Where the data below has the string "title", return the whole line.

═══ Task material

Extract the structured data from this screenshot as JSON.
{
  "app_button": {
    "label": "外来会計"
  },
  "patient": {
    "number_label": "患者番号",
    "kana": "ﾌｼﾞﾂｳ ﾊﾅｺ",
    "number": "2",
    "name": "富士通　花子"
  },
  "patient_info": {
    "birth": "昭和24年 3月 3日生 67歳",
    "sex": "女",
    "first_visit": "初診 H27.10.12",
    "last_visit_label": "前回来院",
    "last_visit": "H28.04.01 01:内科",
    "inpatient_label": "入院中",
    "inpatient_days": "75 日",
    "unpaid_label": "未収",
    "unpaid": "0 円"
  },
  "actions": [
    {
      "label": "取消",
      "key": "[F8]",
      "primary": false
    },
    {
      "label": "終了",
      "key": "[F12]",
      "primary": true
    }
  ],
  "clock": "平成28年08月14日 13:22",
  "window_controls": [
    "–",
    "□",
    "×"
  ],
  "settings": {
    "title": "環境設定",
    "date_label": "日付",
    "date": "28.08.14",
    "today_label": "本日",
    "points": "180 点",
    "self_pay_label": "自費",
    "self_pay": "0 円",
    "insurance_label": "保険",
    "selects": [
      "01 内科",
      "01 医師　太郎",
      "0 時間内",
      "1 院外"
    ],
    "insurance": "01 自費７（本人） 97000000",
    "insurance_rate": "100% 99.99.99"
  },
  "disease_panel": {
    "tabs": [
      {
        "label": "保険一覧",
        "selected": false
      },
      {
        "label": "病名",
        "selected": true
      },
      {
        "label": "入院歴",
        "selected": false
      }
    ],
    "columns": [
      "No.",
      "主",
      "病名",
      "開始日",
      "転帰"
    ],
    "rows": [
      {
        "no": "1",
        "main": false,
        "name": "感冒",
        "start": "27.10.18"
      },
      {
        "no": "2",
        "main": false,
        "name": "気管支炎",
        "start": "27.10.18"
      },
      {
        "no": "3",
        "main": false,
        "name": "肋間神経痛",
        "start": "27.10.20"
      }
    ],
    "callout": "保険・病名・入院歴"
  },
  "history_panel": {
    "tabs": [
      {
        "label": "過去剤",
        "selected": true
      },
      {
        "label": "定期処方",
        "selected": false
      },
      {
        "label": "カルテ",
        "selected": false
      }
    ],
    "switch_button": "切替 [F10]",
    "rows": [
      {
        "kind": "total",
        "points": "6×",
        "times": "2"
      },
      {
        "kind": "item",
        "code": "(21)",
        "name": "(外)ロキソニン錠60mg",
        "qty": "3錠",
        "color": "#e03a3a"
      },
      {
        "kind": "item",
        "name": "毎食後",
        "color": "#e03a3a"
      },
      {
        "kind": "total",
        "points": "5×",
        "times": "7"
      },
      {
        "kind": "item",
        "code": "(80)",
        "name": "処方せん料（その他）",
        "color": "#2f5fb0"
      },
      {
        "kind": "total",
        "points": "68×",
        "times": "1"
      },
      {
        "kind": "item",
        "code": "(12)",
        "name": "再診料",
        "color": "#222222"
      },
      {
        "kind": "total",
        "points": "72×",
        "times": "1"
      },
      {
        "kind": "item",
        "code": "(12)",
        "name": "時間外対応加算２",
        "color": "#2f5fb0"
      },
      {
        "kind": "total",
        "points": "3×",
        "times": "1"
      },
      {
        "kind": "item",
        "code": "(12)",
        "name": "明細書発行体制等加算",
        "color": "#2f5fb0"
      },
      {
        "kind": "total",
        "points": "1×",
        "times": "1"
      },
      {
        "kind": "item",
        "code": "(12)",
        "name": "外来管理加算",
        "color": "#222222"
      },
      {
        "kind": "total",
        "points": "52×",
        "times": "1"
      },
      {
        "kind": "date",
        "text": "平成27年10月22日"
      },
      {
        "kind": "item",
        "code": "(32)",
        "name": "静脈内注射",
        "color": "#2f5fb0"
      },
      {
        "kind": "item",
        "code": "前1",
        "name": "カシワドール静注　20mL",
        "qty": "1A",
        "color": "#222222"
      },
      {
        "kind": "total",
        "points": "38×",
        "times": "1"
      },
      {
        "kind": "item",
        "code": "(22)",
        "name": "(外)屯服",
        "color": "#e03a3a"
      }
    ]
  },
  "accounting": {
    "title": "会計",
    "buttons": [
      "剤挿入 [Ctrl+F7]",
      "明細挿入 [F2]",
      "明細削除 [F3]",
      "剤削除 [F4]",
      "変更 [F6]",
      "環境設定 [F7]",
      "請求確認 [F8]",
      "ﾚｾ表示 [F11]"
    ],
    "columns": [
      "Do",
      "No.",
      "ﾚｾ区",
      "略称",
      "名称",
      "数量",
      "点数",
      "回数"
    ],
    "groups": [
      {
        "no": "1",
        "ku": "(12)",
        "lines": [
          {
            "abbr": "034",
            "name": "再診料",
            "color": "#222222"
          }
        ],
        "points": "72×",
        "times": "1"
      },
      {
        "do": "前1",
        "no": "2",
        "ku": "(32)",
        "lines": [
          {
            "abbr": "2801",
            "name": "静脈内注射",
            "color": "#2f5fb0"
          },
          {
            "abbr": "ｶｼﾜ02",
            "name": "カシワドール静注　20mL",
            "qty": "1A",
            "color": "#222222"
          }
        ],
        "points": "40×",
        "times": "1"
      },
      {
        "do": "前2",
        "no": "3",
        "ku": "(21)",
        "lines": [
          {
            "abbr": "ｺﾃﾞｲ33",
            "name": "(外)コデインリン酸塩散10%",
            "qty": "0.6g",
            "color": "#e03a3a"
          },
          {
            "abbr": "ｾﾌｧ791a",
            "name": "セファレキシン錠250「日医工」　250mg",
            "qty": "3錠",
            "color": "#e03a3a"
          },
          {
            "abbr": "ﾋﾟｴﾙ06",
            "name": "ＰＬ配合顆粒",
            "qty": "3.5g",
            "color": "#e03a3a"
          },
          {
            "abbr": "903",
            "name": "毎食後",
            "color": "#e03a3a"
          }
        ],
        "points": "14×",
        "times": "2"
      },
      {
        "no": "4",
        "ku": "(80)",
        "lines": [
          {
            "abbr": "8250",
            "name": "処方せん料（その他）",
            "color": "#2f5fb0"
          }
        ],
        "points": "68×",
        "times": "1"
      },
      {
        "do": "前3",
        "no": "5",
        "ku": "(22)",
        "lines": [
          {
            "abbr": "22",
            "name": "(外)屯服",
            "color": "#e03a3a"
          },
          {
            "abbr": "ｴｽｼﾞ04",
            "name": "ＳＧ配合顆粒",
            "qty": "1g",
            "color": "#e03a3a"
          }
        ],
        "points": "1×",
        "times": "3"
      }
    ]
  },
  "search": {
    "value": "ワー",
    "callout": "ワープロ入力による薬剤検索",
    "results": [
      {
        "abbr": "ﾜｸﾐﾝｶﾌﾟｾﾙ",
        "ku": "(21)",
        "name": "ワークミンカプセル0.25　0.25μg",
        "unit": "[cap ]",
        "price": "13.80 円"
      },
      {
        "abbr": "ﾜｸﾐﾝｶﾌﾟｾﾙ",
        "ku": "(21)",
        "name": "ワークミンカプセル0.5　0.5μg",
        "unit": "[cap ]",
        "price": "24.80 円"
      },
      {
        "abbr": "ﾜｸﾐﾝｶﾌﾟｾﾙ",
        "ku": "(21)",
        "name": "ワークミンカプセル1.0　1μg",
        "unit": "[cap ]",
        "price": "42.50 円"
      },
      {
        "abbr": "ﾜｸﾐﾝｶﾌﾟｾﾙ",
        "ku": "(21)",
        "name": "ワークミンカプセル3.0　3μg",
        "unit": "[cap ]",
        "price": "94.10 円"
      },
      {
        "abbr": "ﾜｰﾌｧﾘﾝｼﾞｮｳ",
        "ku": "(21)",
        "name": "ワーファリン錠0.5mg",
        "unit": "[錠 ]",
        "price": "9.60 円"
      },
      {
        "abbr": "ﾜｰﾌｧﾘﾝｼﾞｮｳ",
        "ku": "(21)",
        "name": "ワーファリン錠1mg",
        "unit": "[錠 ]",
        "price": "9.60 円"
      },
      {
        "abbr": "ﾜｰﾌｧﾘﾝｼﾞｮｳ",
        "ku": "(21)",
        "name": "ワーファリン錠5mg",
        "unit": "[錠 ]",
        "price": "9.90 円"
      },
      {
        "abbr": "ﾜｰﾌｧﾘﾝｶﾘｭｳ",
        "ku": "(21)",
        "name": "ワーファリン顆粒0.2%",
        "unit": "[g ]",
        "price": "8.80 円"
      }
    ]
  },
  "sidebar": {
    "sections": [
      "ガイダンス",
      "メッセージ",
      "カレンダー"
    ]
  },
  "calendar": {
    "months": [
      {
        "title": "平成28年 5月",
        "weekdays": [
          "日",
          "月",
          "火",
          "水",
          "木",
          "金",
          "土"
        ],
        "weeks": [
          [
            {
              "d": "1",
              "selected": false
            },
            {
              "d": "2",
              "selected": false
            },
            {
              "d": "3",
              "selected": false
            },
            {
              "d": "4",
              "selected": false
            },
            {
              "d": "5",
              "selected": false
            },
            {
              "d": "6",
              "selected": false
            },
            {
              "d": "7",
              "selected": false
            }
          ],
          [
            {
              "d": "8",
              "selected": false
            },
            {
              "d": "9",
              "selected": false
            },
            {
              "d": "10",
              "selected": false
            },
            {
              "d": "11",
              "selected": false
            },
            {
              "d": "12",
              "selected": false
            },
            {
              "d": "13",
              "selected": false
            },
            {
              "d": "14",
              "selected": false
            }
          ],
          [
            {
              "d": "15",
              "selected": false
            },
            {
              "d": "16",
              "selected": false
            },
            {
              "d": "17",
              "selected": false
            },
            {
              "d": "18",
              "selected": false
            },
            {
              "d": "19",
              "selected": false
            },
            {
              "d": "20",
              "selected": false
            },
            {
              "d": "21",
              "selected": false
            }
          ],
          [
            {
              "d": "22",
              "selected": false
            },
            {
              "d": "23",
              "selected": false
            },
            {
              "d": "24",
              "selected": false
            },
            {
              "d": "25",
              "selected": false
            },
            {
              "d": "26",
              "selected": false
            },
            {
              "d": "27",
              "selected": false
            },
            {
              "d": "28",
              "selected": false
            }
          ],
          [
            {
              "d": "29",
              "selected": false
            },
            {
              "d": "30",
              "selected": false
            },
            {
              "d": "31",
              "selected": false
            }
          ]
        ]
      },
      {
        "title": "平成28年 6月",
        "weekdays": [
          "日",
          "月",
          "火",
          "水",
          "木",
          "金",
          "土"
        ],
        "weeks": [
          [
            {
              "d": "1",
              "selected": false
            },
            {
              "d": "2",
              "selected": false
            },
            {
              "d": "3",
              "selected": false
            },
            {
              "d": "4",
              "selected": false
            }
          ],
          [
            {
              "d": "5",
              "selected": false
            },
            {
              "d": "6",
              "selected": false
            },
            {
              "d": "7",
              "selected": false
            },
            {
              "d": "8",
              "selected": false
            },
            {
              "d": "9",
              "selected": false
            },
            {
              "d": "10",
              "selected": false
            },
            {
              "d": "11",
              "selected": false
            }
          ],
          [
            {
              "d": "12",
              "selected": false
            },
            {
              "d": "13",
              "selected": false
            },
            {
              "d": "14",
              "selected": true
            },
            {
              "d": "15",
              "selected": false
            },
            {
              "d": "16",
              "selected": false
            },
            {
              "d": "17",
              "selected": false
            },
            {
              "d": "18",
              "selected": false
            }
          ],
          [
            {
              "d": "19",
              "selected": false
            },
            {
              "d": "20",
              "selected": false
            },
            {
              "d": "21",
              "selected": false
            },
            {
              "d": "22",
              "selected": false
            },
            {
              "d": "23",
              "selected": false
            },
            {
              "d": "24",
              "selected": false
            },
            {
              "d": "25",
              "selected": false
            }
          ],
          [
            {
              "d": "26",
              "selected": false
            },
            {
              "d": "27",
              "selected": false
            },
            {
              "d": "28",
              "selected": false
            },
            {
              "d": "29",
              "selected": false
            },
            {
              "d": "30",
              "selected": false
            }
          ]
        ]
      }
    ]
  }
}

══════

▸ **Task answer**
    "title": "環境設定",
    "title": "会計",
        "title": "平成28年 5月",
        "title": "平成28年 6月",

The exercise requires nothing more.